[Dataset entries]
· · · · · · ·

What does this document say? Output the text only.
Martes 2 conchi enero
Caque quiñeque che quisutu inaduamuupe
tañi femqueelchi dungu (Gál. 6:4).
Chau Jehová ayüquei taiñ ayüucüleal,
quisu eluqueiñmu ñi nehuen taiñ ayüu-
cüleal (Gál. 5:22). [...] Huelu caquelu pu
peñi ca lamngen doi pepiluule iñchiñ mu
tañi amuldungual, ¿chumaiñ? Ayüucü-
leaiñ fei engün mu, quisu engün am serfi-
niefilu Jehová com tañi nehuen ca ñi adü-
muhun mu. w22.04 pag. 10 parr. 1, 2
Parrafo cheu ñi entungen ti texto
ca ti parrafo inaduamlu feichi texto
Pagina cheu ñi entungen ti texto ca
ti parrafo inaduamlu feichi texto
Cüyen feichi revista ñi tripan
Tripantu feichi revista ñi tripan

· · · · · · ·

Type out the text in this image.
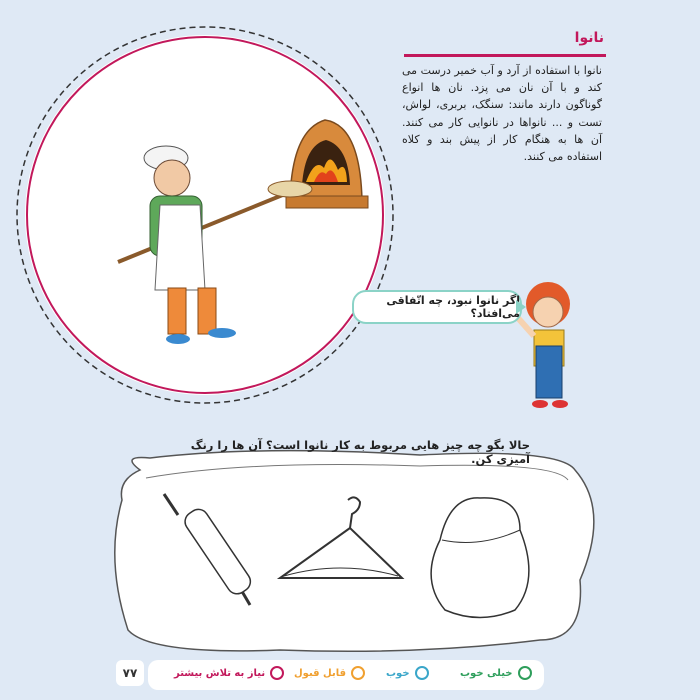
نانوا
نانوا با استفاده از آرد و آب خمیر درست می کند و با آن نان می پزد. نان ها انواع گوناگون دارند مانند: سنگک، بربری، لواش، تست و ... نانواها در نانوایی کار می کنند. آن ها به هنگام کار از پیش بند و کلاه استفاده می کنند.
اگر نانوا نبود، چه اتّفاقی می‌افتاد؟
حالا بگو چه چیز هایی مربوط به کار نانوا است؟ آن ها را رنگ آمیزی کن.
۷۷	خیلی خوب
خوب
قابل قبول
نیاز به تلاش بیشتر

· · · · · · ·

▸ **STATED PROBLEM**
Check each line above for the string "cheu", then copy the ones that have it.

▸ **SOLVED PROBLEM**
Parrafo cheu ñi entungen ti texto
Pagina cheu ñi entungen ti texto ca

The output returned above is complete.